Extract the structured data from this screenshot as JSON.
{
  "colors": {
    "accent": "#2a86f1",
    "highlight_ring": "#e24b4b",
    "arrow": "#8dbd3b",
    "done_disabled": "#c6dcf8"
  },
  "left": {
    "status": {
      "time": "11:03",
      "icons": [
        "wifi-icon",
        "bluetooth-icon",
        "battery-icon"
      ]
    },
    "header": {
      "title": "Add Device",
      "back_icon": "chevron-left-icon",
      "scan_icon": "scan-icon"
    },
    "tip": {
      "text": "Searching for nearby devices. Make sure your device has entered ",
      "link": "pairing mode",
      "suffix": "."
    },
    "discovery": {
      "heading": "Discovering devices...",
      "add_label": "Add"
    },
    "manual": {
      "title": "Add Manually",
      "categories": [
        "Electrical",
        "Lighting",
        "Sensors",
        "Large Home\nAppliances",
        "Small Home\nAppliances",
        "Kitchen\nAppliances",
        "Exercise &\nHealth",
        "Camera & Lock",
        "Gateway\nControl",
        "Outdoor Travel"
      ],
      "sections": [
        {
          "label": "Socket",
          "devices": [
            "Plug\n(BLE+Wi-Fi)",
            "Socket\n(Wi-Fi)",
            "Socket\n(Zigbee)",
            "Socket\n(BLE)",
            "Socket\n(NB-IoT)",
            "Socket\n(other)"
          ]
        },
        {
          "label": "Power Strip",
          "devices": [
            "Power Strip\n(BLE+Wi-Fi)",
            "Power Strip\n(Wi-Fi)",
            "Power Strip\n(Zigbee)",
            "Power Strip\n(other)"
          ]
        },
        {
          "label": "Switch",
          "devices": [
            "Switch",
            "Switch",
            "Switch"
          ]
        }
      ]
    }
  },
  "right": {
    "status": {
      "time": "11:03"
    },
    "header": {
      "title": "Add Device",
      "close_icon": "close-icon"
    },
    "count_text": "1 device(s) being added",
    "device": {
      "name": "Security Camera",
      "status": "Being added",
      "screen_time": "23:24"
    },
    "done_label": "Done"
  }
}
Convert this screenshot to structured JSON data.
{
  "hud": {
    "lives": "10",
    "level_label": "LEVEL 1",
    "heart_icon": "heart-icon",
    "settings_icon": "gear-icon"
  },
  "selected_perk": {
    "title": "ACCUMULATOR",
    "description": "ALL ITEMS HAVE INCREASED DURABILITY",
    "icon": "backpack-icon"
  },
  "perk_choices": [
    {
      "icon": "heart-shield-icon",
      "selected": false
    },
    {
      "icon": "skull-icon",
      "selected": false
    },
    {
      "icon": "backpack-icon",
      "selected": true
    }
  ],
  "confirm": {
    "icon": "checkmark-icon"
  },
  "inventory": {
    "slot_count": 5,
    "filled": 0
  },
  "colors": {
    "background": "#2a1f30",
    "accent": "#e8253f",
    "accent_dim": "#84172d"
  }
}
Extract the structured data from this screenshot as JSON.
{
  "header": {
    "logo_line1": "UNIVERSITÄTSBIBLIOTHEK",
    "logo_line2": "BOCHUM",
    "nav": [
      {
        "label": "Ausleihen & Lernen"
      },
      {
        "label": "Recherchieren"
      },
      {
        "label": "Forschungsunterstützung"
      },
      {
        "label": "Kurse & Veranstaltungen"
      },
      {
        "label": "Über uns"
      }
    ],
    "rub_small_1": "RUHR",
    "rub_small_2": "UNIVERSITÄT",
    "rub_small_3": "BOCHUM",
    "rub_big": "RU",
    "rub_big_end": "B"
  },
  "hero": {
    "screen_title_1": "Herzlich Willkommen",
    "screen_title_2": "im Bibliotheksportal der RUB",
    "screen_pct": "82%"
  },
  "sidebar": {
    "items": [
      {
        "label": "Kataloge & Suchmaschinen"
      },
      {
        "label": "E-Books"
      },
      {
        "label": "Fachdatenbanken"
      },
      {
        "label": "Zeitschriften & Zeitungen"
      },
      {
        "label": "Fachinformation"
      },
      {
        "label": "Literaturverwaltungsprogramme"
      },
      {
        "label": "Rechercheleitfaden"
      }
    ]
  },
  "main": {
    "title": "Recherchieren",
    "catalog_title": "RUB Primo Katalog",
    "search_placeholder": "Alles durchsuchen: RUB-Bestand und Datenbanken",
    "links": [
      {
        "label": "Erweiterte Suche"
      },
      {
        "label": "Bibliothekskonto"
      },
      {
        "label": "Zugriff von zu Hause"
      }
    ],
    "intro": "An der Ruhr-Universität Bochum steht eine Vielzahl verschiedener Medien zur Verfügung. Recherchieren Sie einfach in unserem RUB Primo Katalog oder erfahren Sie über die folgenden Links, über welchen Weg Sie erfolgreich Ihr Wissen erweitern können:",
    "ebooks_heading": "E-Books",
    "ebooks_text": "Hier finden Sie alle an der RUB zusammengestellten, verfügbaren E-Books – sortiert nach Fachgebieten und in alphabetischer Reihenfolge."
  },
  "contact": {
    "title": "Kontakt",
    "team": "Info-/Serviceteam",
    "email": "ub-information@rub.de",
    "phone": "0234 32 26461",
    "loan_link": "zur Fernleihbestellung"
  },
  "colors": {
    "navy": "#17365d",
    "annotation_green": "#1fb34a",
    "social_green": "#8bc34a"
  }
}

++++++

Task instructions: Reproduce the complete set of lines precisely as supplied.

Answer below:
Extract the structured data from this screenshot as JSON.
{
  "colors": {
    "accent": "#2a86f1",
    "highlight_ring": "#e24b4b",
    "arrow": "#8dbd3b",
    "done_disabled": "#c6dcf8"
  },
  "left": {
    "status": {
      "time": "11:03",
      "icons": [
        "wifi-icon",
        "bluetooth-icon",
        "battery-icon"
      ]
    },
    "header": {
      "title": "Add Device",
      "back_icon": "chevron-left-icon",
      "scan_icon": "scan-icon"
    },
    "tip": {
      "text": "Searching for nearby devices. Make sure your device has entered ",
      "link": "pairing mode",
      "suffix": "."
    },
    "discovery": {
      "heading": "Discovering devices...",
      "add_label": "Add"
    },
    "manual": {
      "title": "Add Manually",
      "categories": [
        "Electrical",
        "Lighting",
        "Sensors",
        "Large Home\nAppliances",
        "Small Home\nAppliances",
        "Kitchen\nAppliances",
        "Exercise &\nHealth",
        "Camera & Lock",
        "Gateway\nControl",
        "Outdoor Travel"
      ],
      "sections": [
        {
          "label": "Socket",
          "devices": [
            "Plug\n(BLE+Wi-Fi)",
            "Socket\n(Wi-Fi)",
            "Socket\n(Zigbee)",
            "Socket\n(BLE)",
            "Socket\n(NB-IoT)",
            "Socket\n(other)"
          ]
        },
        {
          "label": "Power Strip",
          "devices": [
            "Power Strip\n(BLE+Wi-Fi)",
            "Power Strip\n(Wi-Fi)",
            "Power Strip\n(Zigbee)",
            "Power Strip\n(other)"
          ]
        },
        {
          "label": "Switch",
          "devices": [
            "Switch",
            "Switch",
            "Switch"
          ]
        }
      ]
    }
  },
  "right": {
    "status": {
      "time": "11:03"
    },
    "header": {
      "title": "Add Device",
      "close_icon": "close-icon"
    },
    "count_text": "1 device(s) being added",
    "device": {
      "name": "Security Camera",
      "status": "Being added",
      "screen_time": "23:24"
    },
    "done_label": "Done"
  }
}
Convert this screenshot to structured JSON data.
{
  "hud": {
    "lives": "10",
    "level_label": "LEVEL 1",
    "heart_icon": "heart-icon",
    "settings_icon": "gear-icon"
  },
  "selected_perk": {
    "title": "ACCUMULATOR",
    "description": "ALL ITEMS HAVE INCREASED DURABILITY",
    "icon": "backpack-icon"
  },
  "perk_choices": [
    {
      "icon": "heart-shield-icon",
      "selected": false
    },
    {
      "icon": "skull-icon",
      "selected": false
    },
    {
      "icon": "backpack-icon",
      "selected": true
    }
  ],
  "confirm": {
    "icon": "checkmark-icon"
  },
  "inventory": {
    "slot_count": 5,
    "filled": 0
  },
  "colors": {
    "background": "#2a1f30",
    "accent": "#e8253f",
    "accent_dim": "#84172d"
  }
}
Extract the structured data from this screenshot as JSON.
{
  "header": {
    "logo_line1": "UNIVERSITÄTSBIBLIOTHEK",
    "logo_line2": "BOCHUM",
    "nav": [
      {
        "label": "Ausleihen & Lernen"
      },
      {
        "label": "Recherchieren"
      },
      {
        "label": "Forschungsunterstützung"
      },
      {
        "label": "Kurse & Veranstaltungen"
      },
      {
        "label": "Über uns"
      }
    ],
    "rub_small_1": "RUHR",
    "rub_small_2": "UNIVERSITÄT",
    "rub_small_3": "BOCHUM",
    "rub_big": "RU",
    "rub_big_end": "B"
  },
  "hero": {
    "screen_title_1": "Herzlich Willkommen",
    "screen_title_2": "im Bibliotheksportal der RUB",
    "screen_pct": "82%"
  },
  "sidebar": {
    "items": [
      {
        "label": "Kataloge & Suchmaschinen"
      },
      {
        "label": "E-Books"
      },
      {
        "label": "Fachdatenbanken"
      },
      {
        "label": "Zeitschriften & Zeitungen"
      },
      {
        "label": "Fachinformation"
      },
      {
        "label": "Literaturverwaltungsprogramme"
      },
      {
        "label": "Rechercheleitfaden"
      }
    ]
  },
  "main": {
    "title": "Recherchieren",
    "catalog_title": "RUB Primo Katalog",
    "search_placeholder": "Alles durchsuchen: RUB-Bestand und Datenbanken",
    "links": [
      {
        "label": "Erweiterte Suche"
      },
      {
        "label": "Bibliothekskonto"
      },
      {
        "label": "Zugriff von zu Hause"
      }
    ],
    "intro": "An der Ruhr-Universität Bochum steht eine Vielzahl verschiedener Medien zur Verfügung. Recherchieren Sie einfach in unserem RUB Primo Katalog oder erfahren Sie über die folgenden Links, über welchen Weg Sie erfolgreich Ihr Wissen erweitern können:",
    "ebooks_heading": "E-Books",
    "ebooks_text": "Hier finden Sie alle an der RUB zusammengestellten, verfügbaren E-Books – sortiert nach Fachgebieten und in alphabetischer Reihenfolge."
  },
  "contact": {
    "title": "Kontakt",
    "team": "Info-/Serviceteam",
    "email": "ub-information@rub.de",
    "phone": "0234 32 26461",
    "loan_link": "zur Fernleihbestellung"
  },
  "colors": {
    "navy": "#17365d",
    "annotation_green": "#1fb34a",
    "social_green": "#8bc34a"
  }
}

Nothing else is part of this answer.